Copy every line of the data that contains the string "source".

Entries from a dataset
-.-.-
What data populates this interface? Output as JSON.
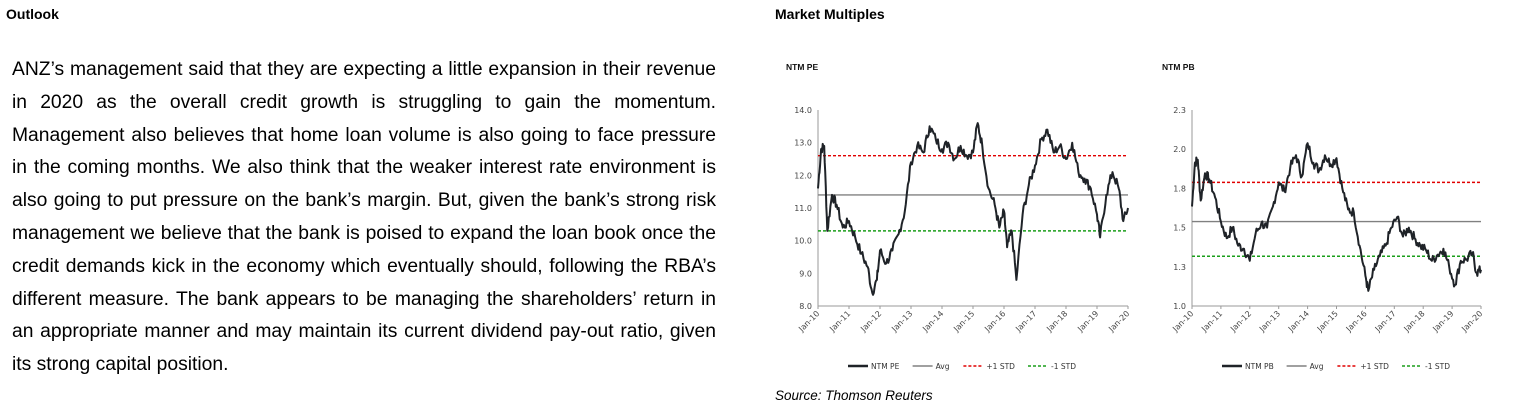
{
  "outlook": {
    "heading": "Outlook",
    "paragraph": "ANZ’s management said that they are expecting a little expansion in their revenue in 2020 as the overall credit growth is struggling to gain the momentum. Management also believes that home loan volume is also going to face pressure in the coming months. We also think that the weaker interest rate environment is also going to put pressure on the bank’s margin. But, given the bank’s strong risk management we believe that the bank is poised to expand the loan book once the credit demands kick in the economy which eventually should, following the RBA’s different measure. The bank appears to be managing the shareholders’ return in an appropriate manner and may maintain its current dividend pay-out ratio, given its strong capital position."
  },
  "multiples": {
    "heading": "Market Multiples",
    "source": "Source: Thomson Reuters"
  },
  "colors": {
    "series": "#1f2328",
    "avg": "#808080",
    "plus_std": "#e00000",
    "minus_std": "#1a9e1a",
    "axis": "#9a9a9a"
  },
  "chart_data": [
    {
      "type": "line",
      "title": "NTM PE",
      "ylim": [
        8.0,
        14.0
      ],
      "yticks": [
        "8.0",
        "9.0",
        "10.0",
        "11.0",
        "12.0",
        "13.0",
        "14.0"
      ],
      "ytick_values": [
        8,
        9,
        10,
        11,
        12,
        13,
        14
      ],
      "categories": [
        "Jan-10",
        "Jan-11",
        "Jan-12",
        "Jan-13",
        "Jan-14",
        "Jan-15",
        "Jan-16",
        "Jan-17",
        "Jan-18",
        "Jan-19",
        "Jan-20"
      ],
      "x": [
        2010.0,
        2010.1,
        2010.2,
        2010.3,
        2010.45,
        2010.6,
        2010.8,
        2011.0,
        2011.2,
        2011.4,
        2011.6,
        2011.75,
        2011.9,
        2012.0,
        2012.2,
        2012.4,
        2012.6,
        2012.8,
        2013.0,
        2013.2,
        2013.4,
        2013.6,
        2013.8,
        2014.0,
        2014.2,
        2014.4,
        2014.6,
        2014.8,
        2015.0,
        2015.15,
        2015.3,
        2015.5,
        2015.7,
        2015.85,
        2016.0,
        2016.1,
        2016.25,
        2016.4,
        2016.6,
        2016.8,
        2017.0,
        2017.2,
        2017.4,
        2017.6,
        2017.8,
        2018.0,
        2018.2,
        2018.4,
        2018.6,
        2018.8,
        2019.0,
        2019.1,
        2019.3,
        2019.5,
        2019.7,
        2019.85,
        2020.0
      ],
      "y": [
        11.6,
        12.8,
        12.9,
        10.3,
        11.4,
        11.1,
        10.4,
        10.6,
        10.1,
        9.6,
        9.2,
        8.4,
        8.8,
        9.7,
        9.3,
        9.7,
        10.2,
        10.9,
        12.4,
        12.9,
        12.7,
        13.5,
        13.1,
        12.8,
        13.0,
        12.5,
        12.9,
        12.6,
        12.7,
        13.6,
        12.9,
        11.6,
        11.1,
        10.4,
        10.9,
        9.8,
        10.3,
        8.8,
        10.8,
        11.7,
        12.3,
        13.1,
        13.4,
        12.7,
        12.9,
        12.5,
        13.0,
        12.1,
        11.9,
        11.6,
        10.8,
        10.1,
        11.4,
        12.1,
        11.6,
        10.6,
        11.0
      ],
      "lines": {
        "avg": 11.4,
        "plus_std": 12.6,
        "minus_std": 10.3
      },
      "legend": [
        "NTM PE",
        "Avg",
        "+1 STD",
        "-1 STD"
      ]
    },
    {
      "type": "line",
      "title": "NTM PB",
      "ylim": [
        1.0,
        2.3
      ],
      "yticks": [
        "1.0",
        "1.3",
        "1.5",
        "1.8",
        "2.0",
        "2.3"
      ],
      "ytick_values": [
        1.0,
        1.26,
        1.52,
        1.78,
        2.04,
        2.3
      ],
      "categories": [
        "Jan-10",
        "Jan-11",
        "Jan-12",
        "Jan-13",
        "Jan-14",
        "Jan-15",
        "Jan-16",
        "Jan-17",
        "Jan-18",
        "Jan-19",
        "Jan-20"
      ],
      "x": [
        2010.0,
        2010.1,
        2010.2,
        2010.3,
        2010.45,
        2010.6,
        2010.8,
        2011.0,
        2011.2,
        2011.4,
        2011.6,
        2011.8,
        2012.0,
        2012.2,
        2012.4,
        2012.6,
        2012.8,
        2013.0,
        2013.2,
        2013.4,
        2013.6,
        2013.8,
        2014.0,
        2014.2,
        2014.4,
        2014.6,
        2014.8,
        2015.0,
        2015.2,
        2015.4,
        2015.6,
        2015.8,
        2016.0,
        2016.1,
        2016.3,
        2016.5,
        2016.7,
        2016.9,
        2017.1,
        2017.3,
        2017.5,
        2017.7,
        2017.9,
        2018.1,
        2018.3,
        2018.5,
        2018.7,
        2018.9,
        2019.1,
        2019.3,
        2019.5,
        2019.7,
        2019.85,
        2020.0
      ],
      "y": [
        1.66,
        1.95,
        1.97,
        1.7,
        1.88,
        1.84,
        1.72,
        1.56,
        1.45,
        1.52,
        1.4,
        1.38,
        1.3,
        1.48,
        1.55,
        1.52,
        1.66,
        1.82,
        1.76,
        1.92,
        2.0,
        1.86,
        2.08,
        1.95,
        1.9,
        2.0,
        1.94,
        1.98,
        1.78,
        1.64,
        1.62,
        1.4,
        1.2,
        1.1,
        1.24,
        1.33,
        1.4,
        1.52,
        1.59,
        1.46,
        1.52,
        1.45,
        1.4,
        1.37,
        1.3,
        1.34,
        1.38,
        1.26,
        1.14,
        1.3,
        1.31,
        1.35,
        1.22,
        1.24
      ],
      "lines": {
        "avg": 1.56,
        "plus_std": 1.82,
        "minus_std": 1.33
      },
      "legend": [
        "NTM PB",
        "Avg",
        "+1 STD",
        "-1 STD"
      ]
    }
  ]
}
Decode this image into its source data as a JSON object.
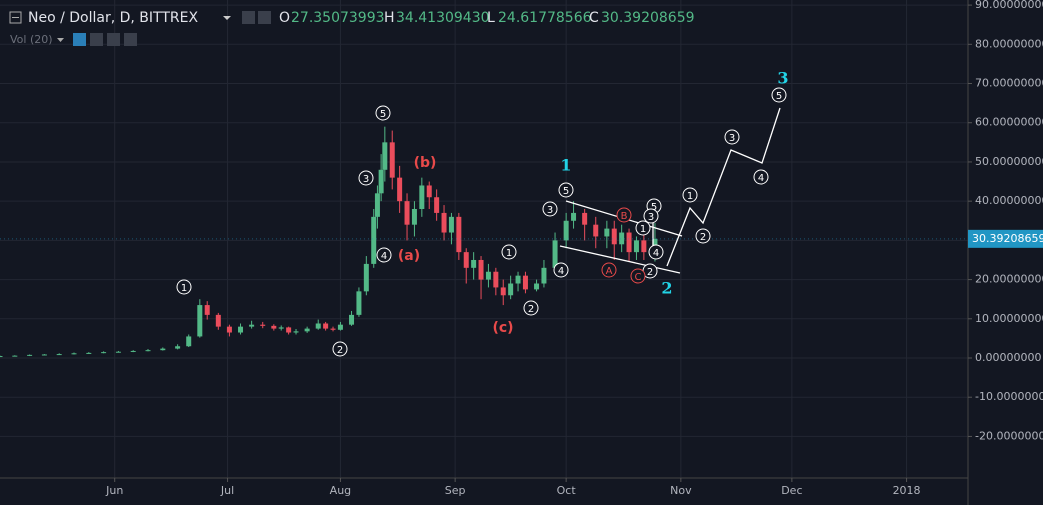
{
  "header": {
    "symbol": "Neo / Dollar, D, BITTREX",
    "o_label": "O",
    "o_value": "27.35073993",
    "h_label": "H",
    "h_value": "34.41309430",
    "l_label": "L",
    "l_value": "24.61778566",
    "c_label": "C",
    "c_value": "30.39208659",
    "volume": "Vol (20)"
  },
  "chart_data": {
    "type": "candlestick",
    "x": [
      0,
      4,
      8,
      12,
      16,
      20,
      24,
      28,
      32,
      36,
      40,
      44,
      48,
      51,
      54,
      56,
      59,
      62,
      65,
      68,
      71,
      74,
      76,
      78,
      80,
      83,
      86,
      88,
      90,
      92,
      95,
      97,
      99,
      101,
      102,
      103,
      104,
      106,
      108,
      110,
      112,
      114,
      116,
      118,
      120,
      122,
      124,
      126,
      128,
      130,
      132,
      134,
      136,
      138,
      140,
      142,
      145,
      147,
      150,
      153,
      155,
      158,
      161,
      164,
      166,
      168,
      170,
      172,
      174,
      177
    ],
    "open": [
      0.4,
      0.5,
      0.6,
      0.8,
      0.9,
      1.0,
      1.2,
      1.3,
      1.5,
      1.6,
      1.8,
      2.0,
      2.4,
      3.0,
      5.5,
      13.5,
      11,
      8,
      6.5,
      8,
      8.5,
      8.2,
      7.5,
      7.8,
      6.5,
      6.8,
      7.5,
      8.8,
      7.5,
      7.2,
      8.5,
      11,
      17,
      24,
      36,
      42,
      48,
      55,
      46,
      40,
      34,
      38,
      44,
      41,
      37,
      32,
      36,
      27,
      23,
      25,
      20,
      22,
      18,
      16,
      19,
      21,
      17.5,
      19,
      23,
      30,
      35,
      37,
      34,
      31,
      33,
      29,
      32,
      27,
      30,
      27.35073993
    ],
    "high": [
      0.6,
      0.7,
      0.9,
      1.0,
      1.2,
      1.4,
      1.5,
      1.7,
      1.8,
      2.0,
      2.3,
      2.7,
      3.5,
      6.0,
      15,
      14.5,
      11.5,
      8.5,
      8.8,
      9.5,
      9.2,
      8.6,
      8.3,
      8,
      7.4,
      8,
      9.8,
      9.2,
      8,
      9.2,
      12,
      18,
      26,
      38,
      44,
      52,
      59,
      58,
      49,
      42,
      40,
      46,
      45,
      43,
      39,
      37,
      37,
      28,
      27,
      26,
      24,
      23,
      20,
      21,
      22,
      22,
      20,
      25,
      32,
      37,
      40,
      38,
      36,
      35,
      35,
      34,
      33,
      31,
      32,
      34.4130943
    ],
    "low": [
      0.3,
      0.4,
      0.5,
      0.7,
      0.8,
      0.9,
      1.1,
      1.2,
      1.4,
      1.5,
      1.7,
      1.9,
      2.2,
      2.8,
      5.2,
      9.8,
      7.2,
      5.5,
      6,
      7.5,
      7.6,
      7,
      7,
      6,
      6,
      6.4,
      7.2,
      7,
      6.8,
      7,
      8.2,
      10.5,
      16,
      23,
      33,
      40,
      45,
      43,
      37,
      30,
      31,
      36,
      38,
      35,
      30,
      29,
      25,
      19,
      20,
      15,
      18,
      16,
      13.5,
      15,
      17,
      16.5,
      17,
      18,
      22,
      28,
      33,
      30,
      28,
      28,
      25,
      27,
      24.6,
      25,
      25,
      24.61778566
    ],
    "close": [
      0.5,
      0.6,
      0.8,
      0.9,
      1.0,
      1.2,
      1.3,
      1.5,
      1.6,
      1.8,
      2.0,
      2.4,
      3.0,
      5.5,
      13.5,
      11,
      8,
      6.5,
      8,
      8.5,
      8.2,
      7.5,
      7.8,
      6.5,
      6.8,
      7.5,
      8.8,
      7.5,
      7.2,
      8.5,
      11,
      17,
      24,
      36,
      42,
      48,
      55,
      46,
      40,
      34,
      38,
      44,
      41,
      37,
      32,
      36,
      27,
      23,
      25,
      20,
      22,
      18,
      16,
      19,
      21,
      17.5,
      19,
      23,
      30,
      35,
      37,
      34,
      31,
      33,
      29,
      32,
      27,
      30,
      27,
      30.39208659
    ],
    "up_color": "#53b987",
    "down_color": "#eb4d5c",
    "xlim": [
      0,
      261.6
    ],
    "xticks": [
      {
        "value": 31,
        "label": "Jun"
      },
      {
        "value": 61.5,
        "label": "Jul"
      },
      {
        "value": 92,
        "label": "Aug"
      },
      {
        "value": 123,
        "label": "Sep"
      },
      {
        "value": 153,
        "label": "Oct"
      },
      {
        "value": 184,
        "label": "Nov"
      },
      {
        "value": 214,
        "label": "Dec"
      },
      {
        "value": 245,
        "label": "2018"
      }
    ],
    "ylim": [
      -30.6,
      91.3
    ],
    "yticks": [
      {
        "value": -20,
        "label": "-20.00000000"
      },
      {
        "value": -10,
        "label": "-10.00000000"
      },
      {
        "value": 0,
        "label": "0.00000000"
      },
      {
        "value": 10,
        "label": "10.00000000"
      },
      {
        "value": 20,
        "label": "20.00000000"
      },
      {
        "value": 30,
        "label": "30.00000000"
      },
      {
        "value": 40,
        "label": "40.00000000"
      },
      {
        "value": 50,
        "label": "50.00000000"
      },
      {
        "value": 60,
        "label": "60.00000000"
      },
      {
        "value": 70,
        "label": "70.00000000"
      },
      {
        "value": 80,
        "label": "80.00000000"
      },
      {
        "value": 90,
        "label": "90.00000000"
      }
    ],
    "grid": true,
    "last_price": {
      "value": 30.39208659,
      "label": "30.39208659"
    },
    "annotations": [
      {
        "text": "1",
        "style": "circle",
        "color": "#ffffff"
      },
      {
        "text": "2",
        "style": "circle",
        "color": "#ffffff"
      },
      {
        "text": "3",
        "style": "circle",
        "color": "#ffffff"
      },
      {
        "text": "5",
        "style": "circle",
        "color": "#ffffff"
      },
      {
        "text": "4",
        "style": "circle",
        "color": "#ffffff"
      },
      {
        "text": "1",
        "style": "circle",
        "color": "#ffffff"
      },
      {
        "text": "2",
        "style": "circle",
        "color": "#ffffff"
      },
      {
        "text": "3",
        "style": "circle",
        "color": "#ffffff"
      },
      {
        "text": "5",
        "style": "circle",
        "color": "#ffffff"
      },
      {
        "text": "4",
        "style": "circle",
        "color": "#ffffff"
      },
      {
        "text": "1",
        "style": "circle",
        "color": "#ffffff"
      },
      {
        "text": "5",
        "style": "circle",
        "color": "#ffffff"
      },
      {
        "text": "3",
        "style": "circle",
        "color": "#ffffff"
      },
      {
        "text": "4",
        "style": "circle",
        "color": "#ffffff"
      },
      {
        "text": "2",
        "style": "circle",
        "color": "#ffffff"
      },
      {
        "text": "1",
        "style": "circle",
        "color": "#ffffff"
      },
      {
        "text": "2",
        "style": "circle",
        "color": "#ffffff"
      },
      {
        "text": "3",
        "style": "circle",
        "color": "#ffffff"
      },
      {
        "text": "4",
        "style": "circle",
        "color": "#ffffff"
      },
      {
        "text": "5",
        "style": "circle",
        "color": "#ffffff"
      },
      {
        "text": "(b)",
        "style": "plain",
        "color": "#e84a4a"
      },
      {
        "text": "(a)",
        "style": "plain",
        "color": "#e84a4a"
      },
      {
        "text": "(c)",
        "style": "plain",
        "color": "#e84a4a"
      },
      {
        "text": "B",
        "style": "circle",
        "color": "#e84a4a"
      },
      {
        "text": "A",
        "style": "circle",
        "color": "#e84a4a"
      },
      {
        "text": "C",
        "style": "circle",
        "color": "#e84a4a"
      },
      {
        "text": "1",
        "style": "wave",
        "color": "#22d3e6"
      },
      {
        "text": "2",
        "style": "wave",
        "color": "#22d3e6"
      },
      {
        "text": "3",
        "style": "wave",
        "color": "#22d3e6"
      }
    ]
  }
}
-.-.-
Exercise solution |
    "source": "Source: Thomson Reuters"
Decode this image into its source data as a JSON object.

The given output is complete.